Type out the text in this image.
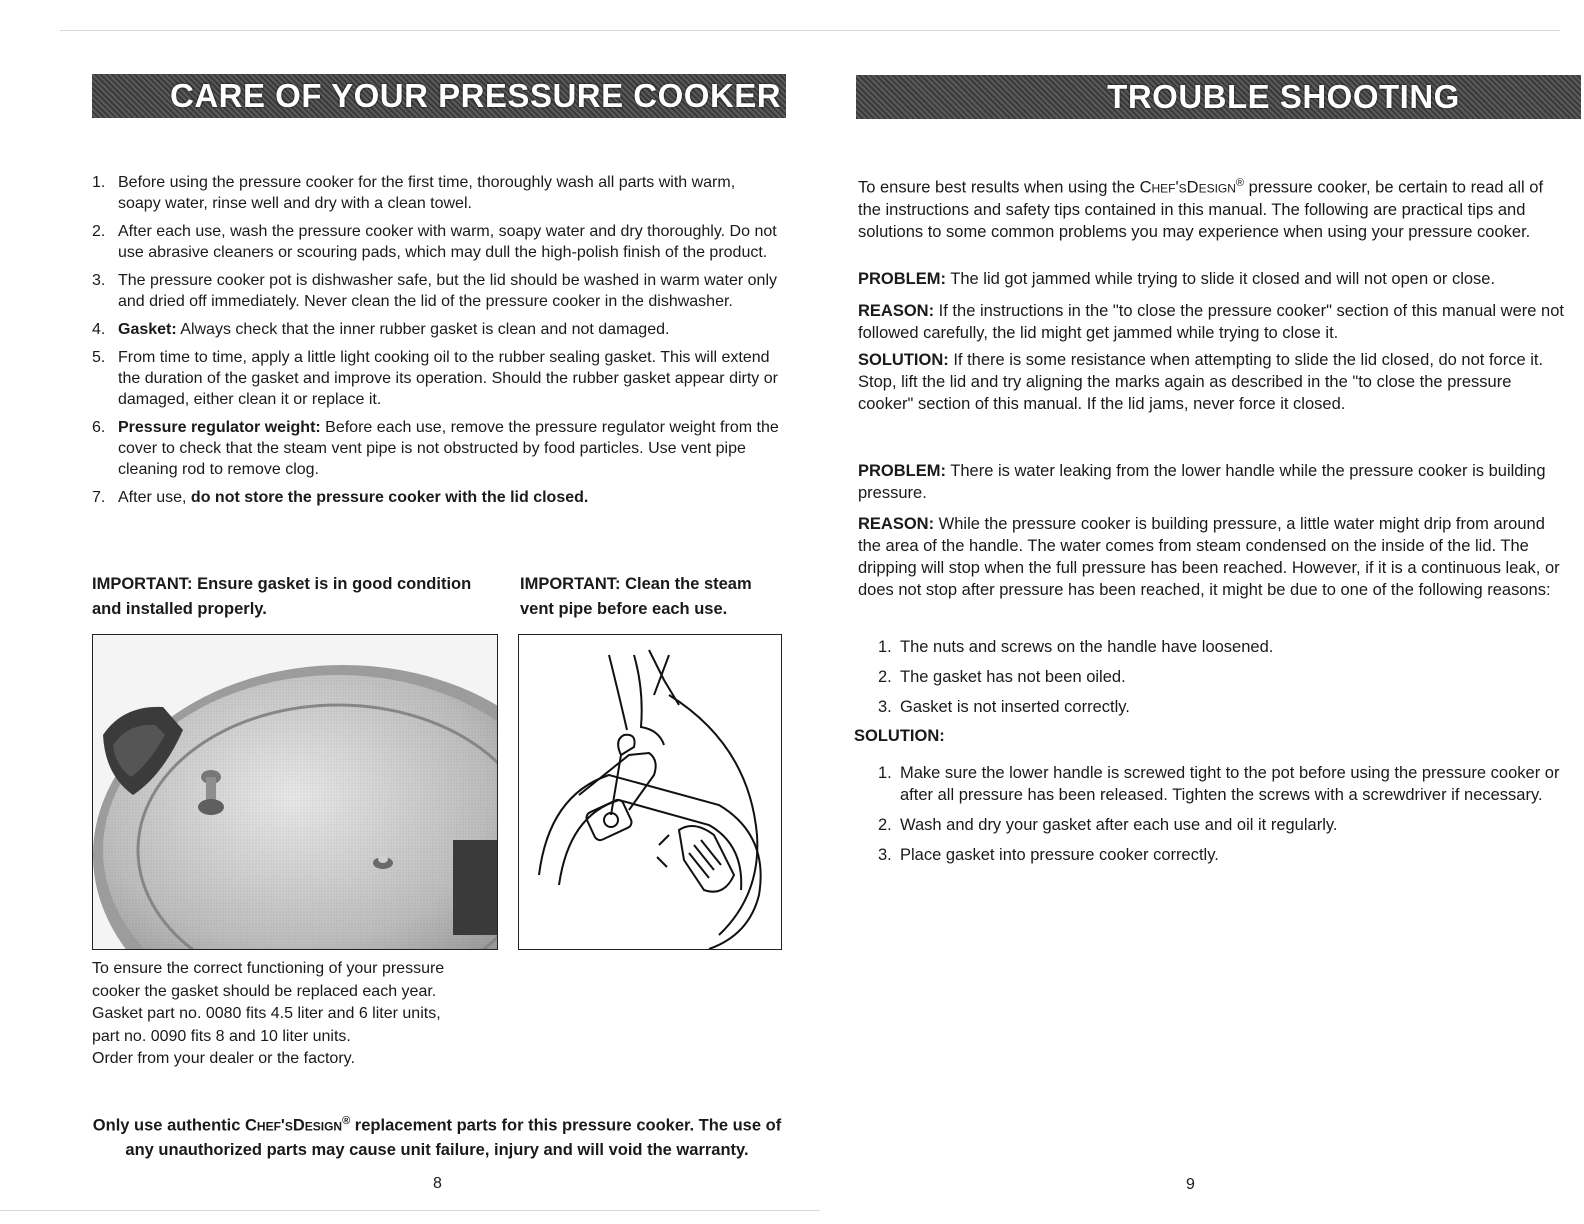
CARE OF YOUR PRESSURE COOKER
1. Before using the pressure cooker for the first time, thoroughly wash all parts with warm, soapy water, rinse well and dry with a clean towel.
2. After each use, wash the pressure cooker with warm, soapy water and dry thoroughly. Do not use abrasive cleaners or scouring pads, which may dull the high-polish finish of the product.
3. The pressure cooker pot is dishwasher safe, but the lid should be washed in warm water only and dried off immediately. Never clean the lid of the pressure cooker in the dishwasher.
4. Gasket: Always check that the inner rubber gasket is clean and not damaged.
5. From time to time, apply a little light cooking oil to the rubber sealing gasket. This will extend the duration of the gasket and improve its operation. Should the rubber gasket appear dirty or damaged, either clean it or replace it.
6. Pressure regulator weight: Before each use, remove the pressure regulator weight from the cover to check that the steam vent pipe is not obstructed by food particles. Use vent pipe cleaning rod to remove clog.
7. After use, do not store the pressure cooker with the lid closed.
IMPORTANT: Ensure gasket is in good condition and installed properly.
IMPORTANT: Clean the steam vent pipe before each use.
To ensure the correct functioning of your pressure
cooker the gasket should be replaced each year.
Gasket part no. 0080 fits 4.5 liter and 6 liter units,
part no. 0090 fits 8 and 10 liter units.
Order from your dealer or the factory.
Only use authentic Chef'sDesign® replacement parts for this pressure cooker. The use of any unauthorized parts may cause unit failure, injury and will void the warranty.
8
TROUBLE SHOOTING
To ensure best results when using the Chef'sDesign® pressure cooker, be certain to read all of the instructions and safety tips contained in this manual. The following are practical tips and solutions to some common problems you may experience when using your pressure cooker.
PROBLEM: The lid got jammed while trying to slide it closed and will not open or close.
REASON: If the instructions in the "to close the pressure cooker" section of this manual were not followed carefully, the lid might get jammed while trying to close it.
SOLUTION: If there is some resistance when attempting to slide the lid closed, do not force it. Stop, lift the lid and try aligning the marks again as described in the "to close the pressure cooker" section of this manual. If the lid jams, never force it closed.
PROBLEM: There is water leaking from the lower handle while the pressure cooker is building pressure.
REASON: While the pressure cooker is building pressure, a little water might drip from around the area of the handle. The water comes from steam condensed on the inside of the lid. The dripping will stop when the full pressure has been reached. However, if it is a continuous leak, or does not stop after pressure has been reached, it might be due to one of the following reasons:
1. The nuts and screws on the handle have loosened.
2. The gasket has not been oiled.
3. Gasket is not inserted correctly.
SOLUTION:
1. Make sure the lower handle is screwed tight to the pot before using the pressure cooker or after all pressure has been released. Tighten the screws with a screwdriver if necessary.
2. Wash and dry your gasket after each use and oil it regularly.
3. Place gasket into pressure cooker correctly.
9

◇ ◇ ◇

What you need to do:
Take every line from the data above that holds "correctly" and copy it out.

Complete output:
3. Gasket is not inserted correctly.
3. Place gasket into pressure cooker correctly.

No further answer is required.